(Task description):
Collect every line of the records below that contains the word "than".

(Dataset):

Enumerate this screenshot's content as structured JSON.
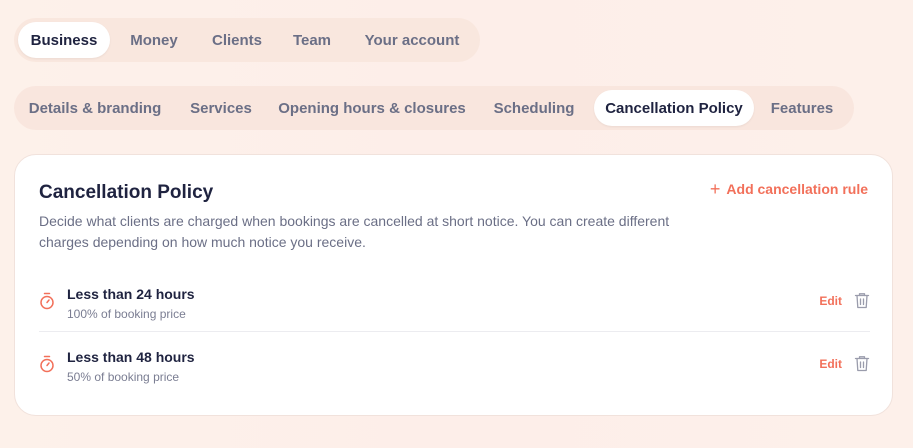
{
  "primary_tabs": [
    {
      "label": "Business",
      "active": true
    },
    {
      "label": "Money",
      "active": false
    },
    {
      "label": "Clients",
      "active": false
    },
    {
      "label": "Team",
      "active": false
    },
    {
      "label": "Your account",
      "active": false
    }
  ],
  "secondary_tabs": [
    {
      "label": "Details & branding",
      "active": false
    },
    {
      "label": "Services",
      "active": false
    },
    {
      "label": "Opening hours & closures",
      "active": false
    },
    {
      "label": "Scheduling",
      "active": false
    },
    {
      "label": "Cancellation Policy",
      "active": true
    },
    {
      "label": "Features",
      "active": false
    }
  ],
  "card": {
    "title": "Cancellation Policy",
    "description": "Decide what clients are charged when bookings are cancelled at short notice. You can create different charges depending on how much notice you receive.",
    "add_rule_label": "Add cancellation rule",
    "add_rule_icon": "plus-icon"
  },
  "rules": [
    {
      "title": "Less than 24 hours",
      "subtitle": "100% of booking price",
      "edit_label": "Edit",
      "icon": "stopwatch-icon"
    },
    {
      "title": "Less than 48 hours",
      "subtitle": "50% of booking price",
      "edit_label": "Edit",
      "icon": "stopwatch-icon"
    }
  ],
  "colors": {
    "accent": "#f2705a",
    "text_dark": "#1f2340",
    "text_muted": "#6b6f86",
    "icon_gray": "#9a9cac",
    "background": "#fdf0ea"
  }
}
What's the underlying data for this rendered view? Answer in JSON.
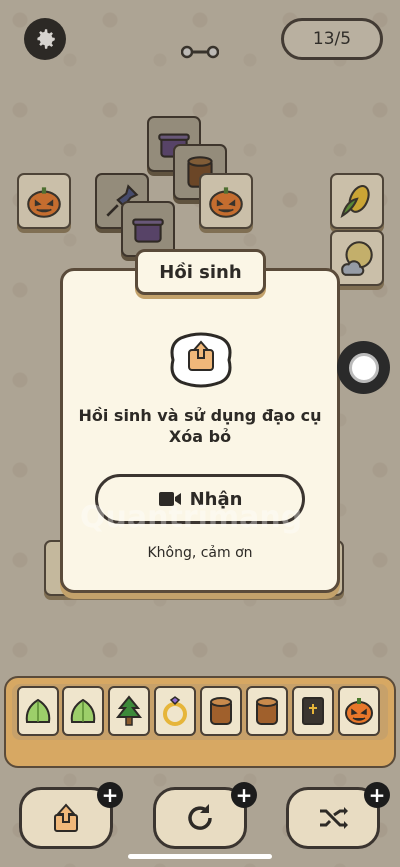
{
  "header": {
    "settings_icon": "gear-icon",
    "level_text": "13/5",
    "progress_icon": "link-progress-icon"
  },
  "board": {
    "tiles": [
      {
        "icon": "pumpkin-icon"
      },
      {
        "icon": "pot-icon"
      },
      {
        "icon": "log-icon"
      },
      {
        "icon": "pin-icon"
      },
      {
        "icon": "pot-icon"
      },
      {
        "icon": "pumpkin-icon"
      },
      {
        "icon": "corn-icon"
      },
      {
        "icon": "moon-cloud-icon"
      }
    ]
  },
  "modal": {
    "title": "Hồi sinh",
    "description": "Hồi sinh và sử dụng đạo cụ Xóa bỏ",
    "booster_icon": "undo-booster-icon",
    "receive_label": "Nhận",
    "receive_icon": "video-camera-icon",
    "decline_label": "Không, cảm ơn"
  },
  "tray": {
    "items": [
      {
        "icon": "lettuce-icon"
      },
      {
        "icon": "lettuce-icon"
      },
      {
        "icon": "tree-icon"
      },
      {
        "icon": "ring-icon"
      },
      {
        "icon": "log-icon"
      },
      {
        "icon": "log-icon"
      },
      {
        "icon": "book-icon"
      },
      {
        "icon": "pumpkin-icon"
      }
    ]
  },
  "tools": [
    {
      "name": "undo",
      "icon": "undo-icon",
      "badge": "+"
    },
    {
      "name": "refresh",
      "icon": "refresh-icon",
      "badge": "+"
    },
    {
      "name": "shuffle",
      "icon": "shuffle-icon",
      "badge": "+"
    }
  ],
  "watermark": "Quantrimang",
  "colors": {
    "background": "#c9c0b0",
    "panel": "#fbf6e6",
    "tray": "#d7a863",
    "dark": "#1c1c1c"
  }
}
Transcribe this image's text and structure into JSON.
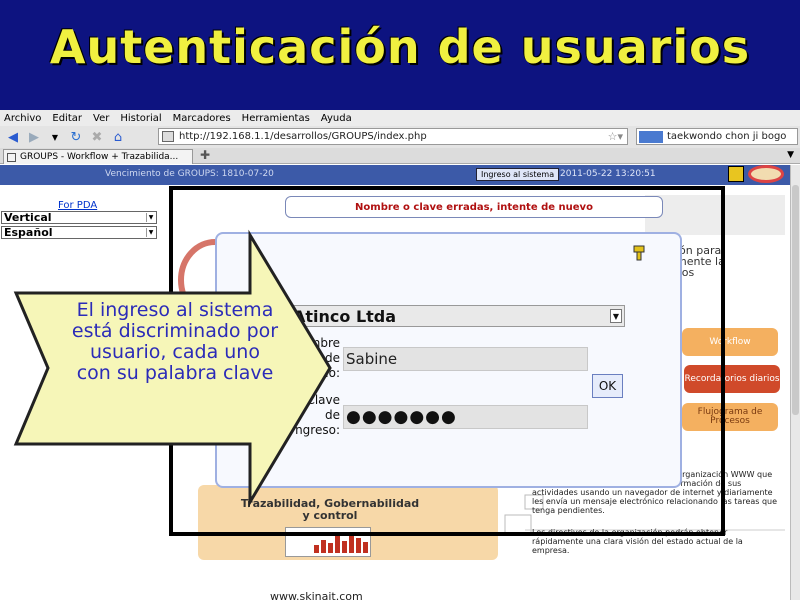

(Result of this task):
      "title": "Less than 24 hours",
      "title": "Less than 48 hours",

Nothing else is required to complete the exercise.